### What the task asks:
According to the text below on NRIs investing in the National Pension Scheme, why are only NPS withdrawals taxed? Answer in one to three sentences.
— Start Extract to read —
The ability of NRIs to invest in the National Pension Scheme (NPS) was thrown open in 2015 to enable them to participate in the retirement savings scheme backed by the Government of India. NPS is a Defined Contribution Scheme in which the benefits depend on the volume of contributions made, returns generated by the contributions and the holding period of the contributions.

The crucial criterion for NRI’s investing in the National Pension Scheme (NPS) is that they have to compulsorily be citizens of India. Overseas Citizens of India (OCIs) are not allowed to invest in NPS even if they are classified as Ordinary Residents for tax purpose.

NPS is a cost-effective, flexible and portable retirement savings scheme subject to EET (Exempt-Exempt-Tax) NRI tax structure. This translates to the contributions and growth/gains are exempted from tax and only the withdrawals are taxable.
— End Extract to read —
— Start Record set —
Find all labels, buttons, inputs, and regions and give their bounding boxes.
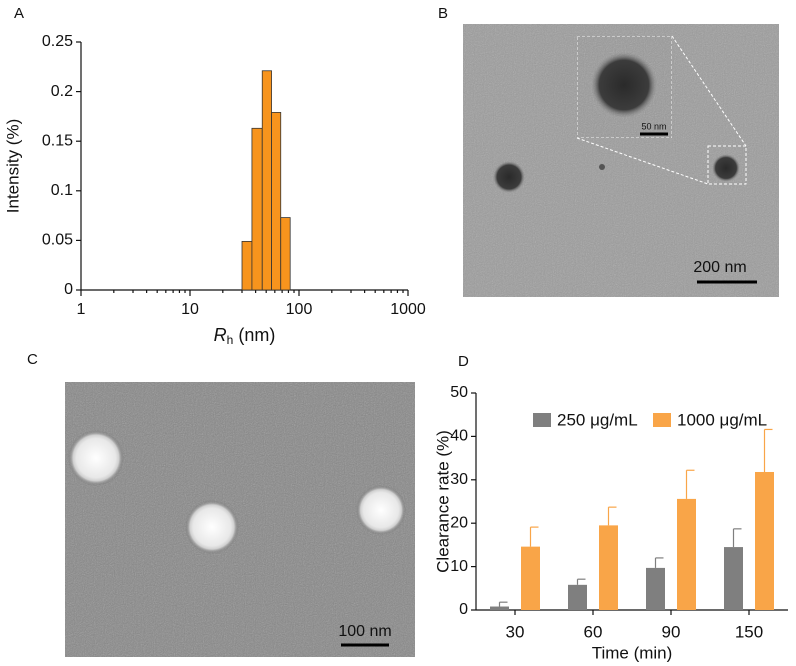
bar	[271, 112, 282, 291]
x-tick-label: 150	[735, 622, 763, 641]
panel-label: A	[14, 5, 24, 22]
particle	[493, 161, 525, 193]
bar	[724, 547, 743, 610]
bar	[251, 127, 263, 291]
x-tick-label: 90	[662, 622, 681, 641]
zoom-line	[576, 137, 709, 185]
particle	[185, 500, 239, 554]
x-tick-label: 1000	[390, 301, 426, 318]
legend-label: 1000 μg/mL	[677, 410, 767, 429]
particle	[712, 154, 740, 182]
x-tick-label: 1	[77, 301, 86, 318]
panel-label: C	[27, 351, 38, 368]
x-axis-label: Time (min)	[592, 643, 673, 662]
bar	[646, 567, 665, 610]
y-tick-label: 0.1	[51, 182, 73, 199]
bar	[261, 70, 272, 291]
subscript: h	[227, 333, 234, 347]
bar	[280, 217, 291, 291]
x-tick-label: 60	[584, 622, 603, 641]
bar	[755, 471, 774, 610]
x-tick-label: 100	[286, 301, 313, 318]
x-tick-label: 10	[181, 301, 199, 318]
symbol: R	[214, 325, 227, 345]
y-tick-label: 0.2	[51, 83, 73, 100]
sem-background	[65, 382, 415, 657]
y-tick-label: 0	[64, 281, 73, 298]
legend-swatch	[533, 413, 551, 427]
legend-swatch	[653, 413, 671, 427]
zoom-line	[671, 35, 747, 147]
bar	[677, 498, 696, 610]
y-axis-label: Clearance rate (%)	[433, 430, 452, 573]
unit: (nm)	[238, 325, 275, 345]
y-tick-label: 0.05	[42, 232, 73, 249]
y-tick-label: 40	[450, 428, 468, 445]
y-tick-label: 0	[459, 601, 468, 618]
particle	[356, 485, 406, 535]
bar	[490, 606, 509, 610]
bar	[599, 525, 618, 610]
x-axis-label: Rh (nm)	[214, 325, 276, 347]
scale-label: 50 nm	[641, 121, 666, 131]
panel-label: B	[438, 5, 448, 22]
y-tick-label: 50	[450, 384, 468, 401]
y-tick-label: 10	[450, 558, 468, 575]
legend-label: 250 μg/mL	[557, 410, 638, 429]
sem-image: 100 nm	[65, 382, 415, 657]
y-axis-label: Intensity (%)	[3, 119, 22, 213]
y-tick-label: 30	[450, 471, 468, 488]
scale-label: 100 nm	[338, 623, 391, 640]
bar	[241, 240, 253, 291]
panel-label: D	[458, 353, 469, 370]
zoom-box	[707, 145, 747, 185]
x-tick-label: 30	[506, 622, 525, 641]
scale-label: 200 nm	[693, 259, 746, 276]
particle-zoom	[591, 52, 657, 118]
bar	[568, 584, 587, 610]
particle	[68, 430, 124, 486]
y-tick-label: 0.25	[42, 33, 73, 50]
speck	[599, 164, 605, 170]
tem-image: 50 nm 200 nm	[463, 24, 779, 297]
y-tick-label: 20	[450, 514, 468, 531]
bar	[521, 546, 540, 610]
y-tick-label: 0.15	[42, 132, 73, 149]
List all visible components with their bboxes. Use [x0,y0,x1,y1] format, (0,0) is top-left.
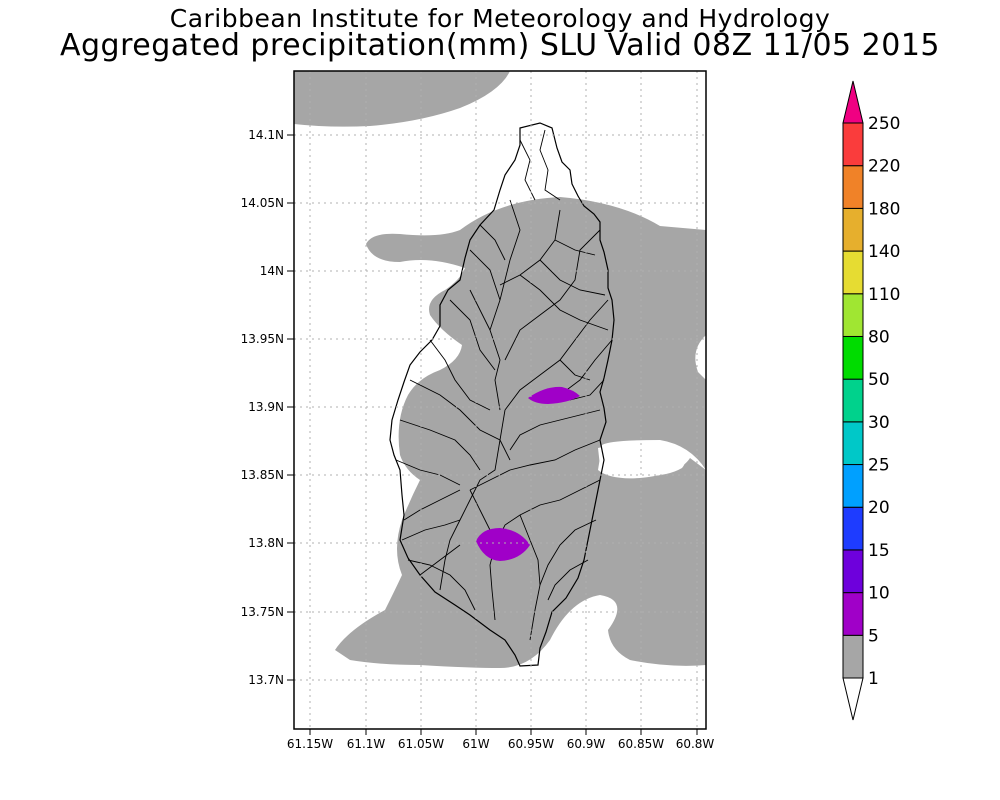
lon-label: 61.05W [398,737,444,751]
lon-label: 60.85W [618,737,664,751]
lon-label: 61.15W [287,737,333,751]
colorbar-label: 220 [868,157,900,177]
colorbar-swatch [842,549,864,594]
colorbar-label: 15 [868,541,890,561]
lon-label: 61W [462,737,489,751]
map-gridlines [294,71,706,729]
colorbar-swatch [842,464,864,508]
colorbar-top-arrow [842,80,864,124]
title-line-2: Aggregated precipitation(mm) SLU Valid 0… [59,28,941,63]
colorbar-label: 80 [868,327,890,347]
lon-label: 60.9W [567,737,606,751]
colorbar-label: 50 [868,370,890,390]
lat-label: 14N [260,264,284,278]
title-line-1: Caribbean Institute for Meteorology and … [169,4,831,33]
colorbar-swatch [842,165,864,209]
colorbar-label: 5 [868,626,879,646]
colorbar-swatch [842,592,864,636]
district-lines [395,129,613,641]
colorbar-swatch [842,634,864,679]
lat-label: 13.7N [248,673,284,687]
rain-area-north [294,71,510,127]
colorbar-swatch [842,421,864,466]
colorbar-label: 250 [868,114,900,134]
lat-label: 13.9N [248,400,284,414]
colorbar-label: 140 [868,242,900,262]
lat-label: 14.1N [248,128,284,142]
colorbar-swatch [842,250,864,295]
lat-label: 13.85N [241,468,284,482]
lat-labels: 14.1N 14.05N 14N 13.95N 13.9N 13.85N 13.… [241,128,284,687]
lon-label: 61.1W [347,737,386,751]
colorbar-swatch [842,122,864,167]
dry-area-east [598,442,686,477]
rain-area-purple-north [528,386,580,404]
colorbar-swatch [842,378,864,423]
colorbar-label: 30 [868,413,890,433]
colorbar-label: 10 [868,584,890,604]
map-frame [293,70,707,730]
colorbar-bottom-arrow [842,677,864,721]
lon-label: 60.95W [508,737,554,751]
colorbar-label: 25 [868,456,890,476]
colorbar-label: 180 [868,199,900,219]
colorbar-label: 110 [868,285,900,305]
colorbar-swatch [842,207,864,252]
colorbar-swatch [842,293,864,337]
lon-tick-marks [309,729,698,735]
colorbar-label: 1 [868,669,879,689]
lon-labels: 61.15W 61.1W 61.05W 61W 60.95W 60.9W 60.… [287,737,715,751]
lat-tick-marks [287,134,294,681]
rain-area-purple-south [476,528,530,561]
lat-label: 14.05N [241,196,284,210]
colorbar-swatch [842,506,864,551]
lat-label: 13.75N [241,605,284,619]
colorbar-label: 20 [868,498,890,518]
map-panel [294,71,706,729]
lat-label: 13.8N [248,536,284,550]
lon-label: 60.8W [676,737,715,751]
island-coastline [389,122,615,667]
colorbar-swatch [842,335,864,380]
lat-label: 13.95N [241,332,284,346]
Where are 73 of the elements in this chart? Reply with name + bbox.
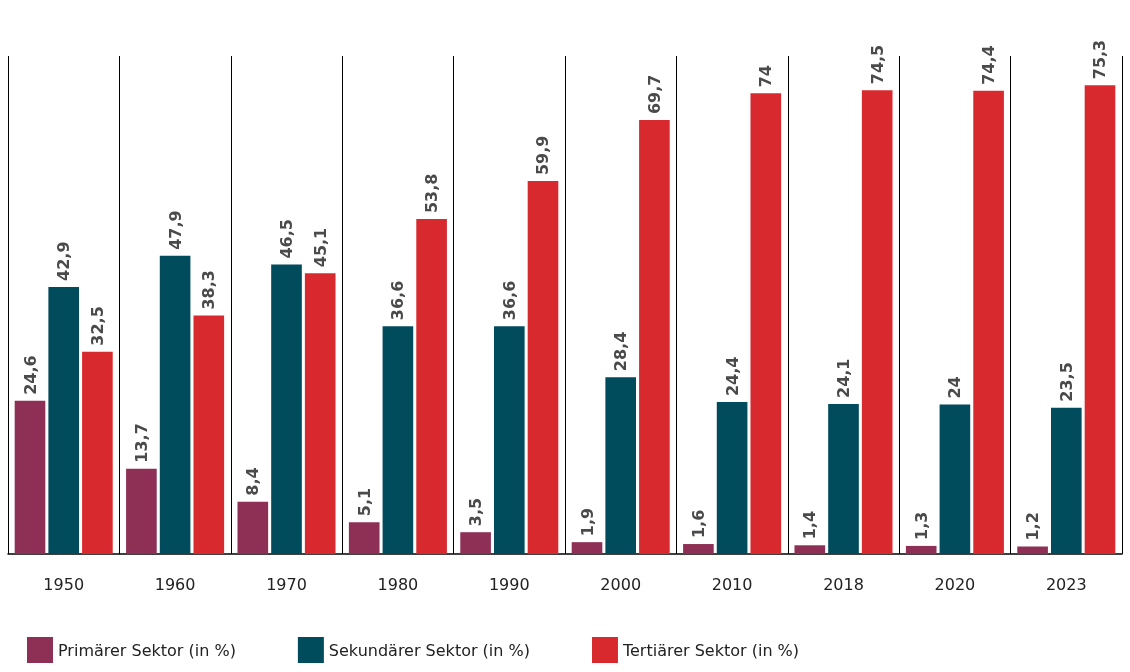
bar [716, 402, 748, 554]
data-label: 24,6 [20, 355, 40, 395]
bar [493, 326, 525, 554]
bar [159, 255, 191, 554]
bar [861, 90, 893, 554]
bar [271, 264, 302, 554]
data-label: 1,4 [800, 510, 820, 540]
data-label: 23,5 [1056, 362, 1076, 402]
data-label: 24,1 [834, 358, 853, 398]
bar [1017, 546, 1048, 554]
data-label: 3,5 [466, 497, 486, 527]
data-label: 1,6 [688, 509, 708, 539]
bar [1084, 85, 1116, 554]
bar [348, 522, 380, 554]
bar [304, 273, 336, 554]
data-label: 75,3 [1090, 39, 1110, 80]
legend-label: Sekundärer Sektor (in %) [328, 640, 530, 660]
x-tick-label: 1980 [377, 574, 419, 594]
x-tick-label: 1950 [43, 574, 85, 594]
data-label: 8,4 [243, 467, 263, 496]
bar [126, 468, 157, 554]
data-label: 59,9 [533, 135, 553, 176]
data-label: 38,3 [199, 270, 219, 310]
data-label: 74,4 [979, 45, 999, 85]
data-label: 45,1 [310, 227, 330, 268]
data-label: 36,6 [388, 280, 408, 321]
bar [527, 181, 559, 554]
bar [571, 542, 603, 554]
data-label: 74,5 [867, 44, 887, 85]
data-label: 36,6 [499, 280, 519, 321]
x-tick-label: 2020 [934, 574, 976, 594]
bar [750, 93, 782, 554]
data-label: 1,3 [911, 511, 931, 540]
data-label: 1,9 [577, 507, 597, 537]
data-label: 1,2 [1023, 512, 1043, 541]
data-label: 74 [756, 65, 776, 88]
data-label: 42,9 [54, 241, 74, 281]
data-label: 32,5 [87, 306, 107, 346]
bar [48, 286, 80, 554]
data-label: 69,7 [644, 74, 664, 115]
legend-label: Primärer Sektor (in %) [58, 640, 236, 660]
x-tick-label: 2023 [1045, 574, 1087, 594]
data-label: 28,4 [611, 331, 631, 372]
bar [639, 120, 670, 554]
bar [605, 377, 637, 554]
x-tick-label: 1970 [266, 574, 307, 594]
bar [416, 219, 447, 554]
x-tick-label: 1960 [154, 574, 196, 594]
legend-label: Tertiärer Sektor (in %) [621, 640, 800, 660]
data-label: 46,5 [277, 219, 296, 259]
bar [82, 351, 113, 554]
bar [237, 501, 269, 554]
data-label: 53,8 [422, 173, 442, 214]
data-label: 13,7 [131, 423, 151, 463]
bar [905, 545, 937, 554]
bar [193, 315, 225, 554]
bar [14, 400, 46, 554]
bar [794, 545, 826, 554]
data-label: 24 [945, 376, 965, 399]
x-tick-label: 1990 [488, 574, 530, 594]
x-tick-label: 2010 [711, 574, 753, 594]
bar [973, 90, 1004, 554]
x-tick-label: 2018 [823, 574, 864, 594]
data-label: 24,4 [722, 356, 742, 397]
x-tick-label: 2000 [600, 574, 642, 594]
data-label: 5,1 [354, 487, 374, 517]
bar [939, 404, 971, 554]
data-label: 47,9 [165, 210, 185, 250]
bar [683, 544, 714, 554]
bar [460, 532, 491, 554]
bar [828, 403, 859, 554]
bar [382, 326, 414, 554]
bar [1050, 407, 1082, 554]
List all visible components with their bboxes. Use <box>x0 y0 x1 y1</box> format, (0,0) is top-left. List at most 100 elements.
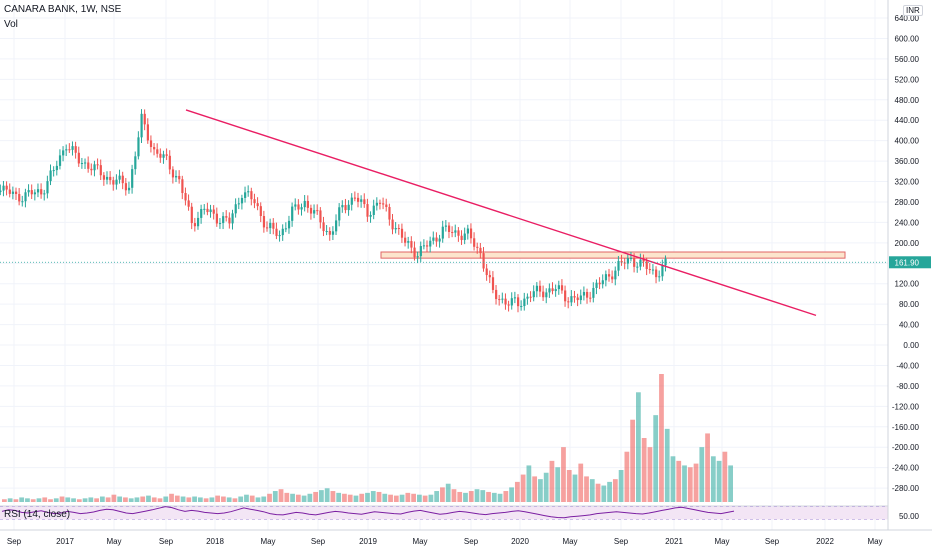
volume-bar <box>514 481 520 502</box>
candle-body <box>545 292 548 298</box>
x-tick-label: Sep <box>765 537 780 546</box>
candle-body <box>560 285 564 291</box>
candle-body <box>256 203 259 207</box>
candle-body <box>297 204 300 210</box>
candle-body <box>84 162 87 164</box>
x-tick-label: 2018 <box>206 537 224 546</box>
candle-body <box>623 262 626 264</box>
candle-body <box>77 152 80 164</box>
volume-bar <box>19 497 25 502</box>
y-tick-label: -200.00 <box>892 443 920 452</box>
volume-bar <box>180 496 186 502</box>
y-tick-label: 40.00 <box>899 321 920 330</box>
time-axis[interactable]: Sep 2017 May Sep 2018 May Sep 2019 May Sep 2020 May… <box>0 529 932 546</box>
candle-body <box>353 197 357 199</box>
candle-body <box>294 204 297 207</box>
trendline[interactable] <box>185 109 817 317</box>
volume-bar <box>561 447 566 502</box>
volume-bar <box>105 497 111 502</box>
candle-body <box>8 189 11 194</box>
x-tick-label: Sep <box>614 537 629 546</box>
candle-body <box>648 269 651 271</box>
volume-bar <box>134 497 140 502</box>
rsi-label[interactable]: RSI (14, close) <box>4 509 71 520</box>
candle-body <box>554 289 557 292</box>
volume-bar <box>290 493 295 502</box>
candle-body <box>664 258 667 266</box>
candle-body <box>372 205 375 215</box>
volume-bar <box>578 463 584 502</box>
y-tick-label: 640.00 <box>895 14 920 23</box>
— End Record set —
### Solution below:
NPS falls under the EET (Exempt-Exempt-Tax) NRI tax structure. Under this structure, contributions and growth or gains are exempt from tax, so only withdrawals are taxable.